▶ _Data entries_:
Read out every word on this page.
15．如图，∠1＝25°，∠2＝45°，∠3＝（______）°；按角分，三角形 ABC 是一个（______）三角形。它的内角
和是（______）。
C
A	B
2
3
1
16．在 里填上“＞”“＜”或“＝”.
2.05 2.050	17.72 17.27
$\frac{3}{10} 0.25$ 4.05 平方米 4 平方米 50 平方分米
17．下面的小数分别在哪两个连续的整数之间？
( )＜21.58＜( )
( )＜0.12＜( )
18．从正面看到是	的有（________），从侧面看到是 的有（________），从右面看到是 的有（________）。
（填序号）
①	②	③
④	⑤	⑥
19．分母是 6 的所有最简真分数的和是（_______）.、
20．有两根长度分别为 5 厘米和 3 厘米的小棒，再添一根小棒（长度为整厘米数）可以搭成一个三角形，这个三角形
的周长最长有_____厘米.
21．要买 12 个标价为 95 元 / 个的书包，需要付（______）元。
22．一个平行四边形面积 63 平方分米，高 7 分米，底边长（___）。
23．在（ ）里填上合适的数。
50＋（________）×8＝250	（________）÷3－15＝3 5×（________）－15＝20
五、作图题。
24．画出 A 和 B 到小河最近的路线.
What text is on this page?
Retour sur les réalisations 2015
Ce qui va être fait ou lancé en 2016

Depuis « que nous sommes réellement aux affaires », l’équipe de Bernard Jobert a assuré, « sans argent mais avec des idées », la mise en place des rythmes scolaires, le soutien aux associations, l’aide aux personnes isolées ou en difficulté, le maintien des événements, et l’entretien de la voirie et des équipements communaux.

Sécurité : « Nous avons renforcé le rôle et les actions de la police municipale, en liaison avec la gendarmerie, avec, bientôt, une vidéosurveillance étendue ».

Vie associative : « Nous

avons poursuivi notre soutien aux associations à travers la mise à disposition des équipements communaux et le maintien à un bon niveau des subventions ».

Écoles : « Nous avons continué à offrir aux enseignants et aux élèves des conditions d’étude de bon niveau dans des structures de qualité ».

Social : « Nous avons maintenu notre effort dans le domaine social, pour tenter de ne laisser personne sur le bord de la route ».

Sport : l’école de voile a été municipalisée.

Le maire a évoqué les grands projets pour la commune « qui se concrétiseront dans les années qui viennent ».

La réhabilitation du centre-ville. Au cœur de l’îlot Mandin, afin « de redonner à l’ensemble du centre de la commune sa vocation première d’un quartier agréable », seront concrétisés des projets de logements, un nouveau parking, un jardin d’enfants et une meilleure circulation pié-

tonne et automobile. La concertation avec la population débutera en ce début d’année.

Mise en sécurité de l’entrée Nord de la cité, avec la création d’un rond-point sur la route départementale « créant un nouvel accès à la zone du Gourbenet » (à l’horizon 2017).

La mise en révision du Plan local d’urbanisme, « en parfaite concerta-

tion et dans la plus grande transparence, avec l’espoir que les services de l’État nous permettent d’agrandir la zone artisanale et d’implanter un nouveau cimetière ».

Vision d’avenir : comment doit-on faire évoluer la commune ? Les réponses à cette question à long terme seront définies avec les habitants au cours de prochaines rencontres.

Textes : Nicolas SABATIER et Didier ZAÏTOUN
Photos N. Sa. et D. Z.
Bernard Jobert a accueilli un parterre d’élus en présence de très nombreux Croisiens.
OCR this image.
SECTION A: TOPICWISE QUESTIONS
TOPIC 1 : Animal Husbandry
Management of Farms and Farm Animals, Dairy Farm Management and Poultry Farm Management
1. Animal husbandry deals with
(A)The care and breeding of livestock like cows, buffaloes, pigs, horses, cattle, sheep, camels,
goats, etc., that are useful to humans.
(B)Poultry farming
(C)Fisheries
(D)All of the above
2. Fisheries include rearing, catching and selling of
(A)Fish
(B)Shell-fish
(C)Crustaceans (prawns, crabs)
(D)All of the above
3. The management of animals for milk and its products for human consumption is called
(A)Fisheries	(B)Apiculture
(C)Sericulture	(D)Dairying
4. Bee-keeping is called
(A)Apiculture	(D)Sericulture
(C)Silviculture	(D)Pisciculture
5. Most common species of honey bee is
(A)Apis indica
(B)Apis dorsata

▶ _DIRECTIVE_: Write the listing out again, exactly as shown above.

▶ _RESULT OF THIS EXERCISE_:
Read out every word on this page.
15．如图，∠1＝25°，∠2＝45°，∠3＝（______）°；按角分，三角形 ABC 是一个（______）三角形。它的内角
和是（______）。
C
A	B
2
3
1
16．在 里填上“＞”“＜”或“＝”.
2.05 2.050	17.72 17.27
$\frac{3}{10} 0.25$ 4.05 平方米 4 平方米 50 平方分米
17．下面的小数分别在哪两个连续的整数之间？
( )＜21.58＜( )
( )＜0.12＜( )
18．从正面看到是	的有（________），从侧面看到是 的有（________），从右面看到是 的有（________）。
（填序号）
①	②	③
④	⑤	⑥
19．分母是 6 的所有最简真分数的和是（_______）.、
20．有两根长度分别为 5 厘米和 3 厘米的小棒，再添一根小棒（长度为整厘米数）可以搭成一个三角形，这个三角形
的周长最长有_____厘米.
21．要买 12 个标价为 95 元 / 个的书包，需要付（______）元。
22．一个平行四边形面积 63 平方分米，高 7 分米，底边长（___）。
23．在（ ）里填上合适的数。
50＋（________）×8＝250	（________）÷3－15＝3 5×（________）－15＝20
五、作图题。
24．画出 A 和 B 到小河最近的路线.
What text is on this page?
Retour sur les réalisations 2015
Ce qui va être fait ou lancé en 2016

Depuis « que nous sommes réellement aux affaires », l’équipe de Bernard Jobert a assuré, « sans argent mais avec des idées », la mise en place des rythmes scolaires, le soutien aux associations, l’aide aux personnes isolées ou en difficulté, le maintien des événements, et l’entretien de la voirie et des équipements communaux.

Sécurité : « Nous avons renforcé le rôle et les actions de la police municipale, en liaison avec la gendarmerie, avec, bientôt, une vidéosurveillance étendue ».

Vie associative : « Nous

avons poursuivi notre soutien aux associations à travers la mise à disposition des équipements communaux et le maintien à un bon niveau des subventions ».

Écoles : « Nous avons continué à offrir aux enseignants et aux élèves des conditions d’étude de bon niveau dans des structures de qualité ».

Social : « Nous avons maintenu notre effort dans le domaine social, pour tenter de ne laisser personne sur le bord de la route ».

Sport : l’école de voile a été municipalisée.

Le maire a évoqué les grands projets pour la commune « qui se concrétiseront dans les années qui viennent ».

La réhabilitation du centre-ville. Au cœur de l’îlot Mandin, afin « de redonner à l’ensemble du centre de la commune sa vocation première d’un quartier agréable », seront concrétisés des projets de logements, un nouveau parking, un jardin d’enfants et une meilleure circulation pié-

tonne et automobile. La concertation avec la population débutera en ce début d’année.

Mise en sécurité de l’entrée Nord de la cité, avec la création d’un rond-point sur la route départementale « créant un nouvel accès à la zone du Gourbenet » (à l’horizon 2017).

La mise en révision du Plan local d’urbanisme, « en parfaite concerta-

tion et dans la plus grande transparence, avec l’espoir que les services de l’État nous permettent d’agrandir la zone artisanale et d’implanter un nouveau cimetière ».

Vision d’avenir : comment doit-on faire évoluer la commune ? Les réponses à cette question à long terme seront définies avec les habitants au cours de prochaines rencontres.

Textes : Nicolas SABATIER et Didier ZAÏTOUN
Photos N. Sa. et D. Z.
Bernard Jobert a accueilli un parterre d’élus en présence de très nombreux Croisiens.
OCR this image.
SECTION A: TOPICWISE QUESTIONS
TOPIC 1 : Animal Husbandry
Management of Farms and Farm Animals, Dairy Farm Management and Poultry Farm Management
1. Animal husbandry deals with
(A)The care and breeding of livestock like cows, buffaloes, pigs, horses, cattle, sheep, camels,
goats, etc., that are useful to humans.
(B)Poultry farming
(C)Fisheries
(D)All of the above
2. Fisheries include rearing, catching and selling of
(A)Fish
(B)Shell-fish
(C)Crustaceans (prawns, crabs)
(D)All of the above
3. The management of animals for milk and its products for human consumption is called
(A)Fisheries	(B)Apiculture
(C)Sericulture	(D)Dairying
4. Bee-keeping is called
(A)Apiculture	(D)Sericulture
(C)Silviculture	(D)Pisciculture
5. Most common species of honey bee is
(A)Apis indica
(B)Apis dorsata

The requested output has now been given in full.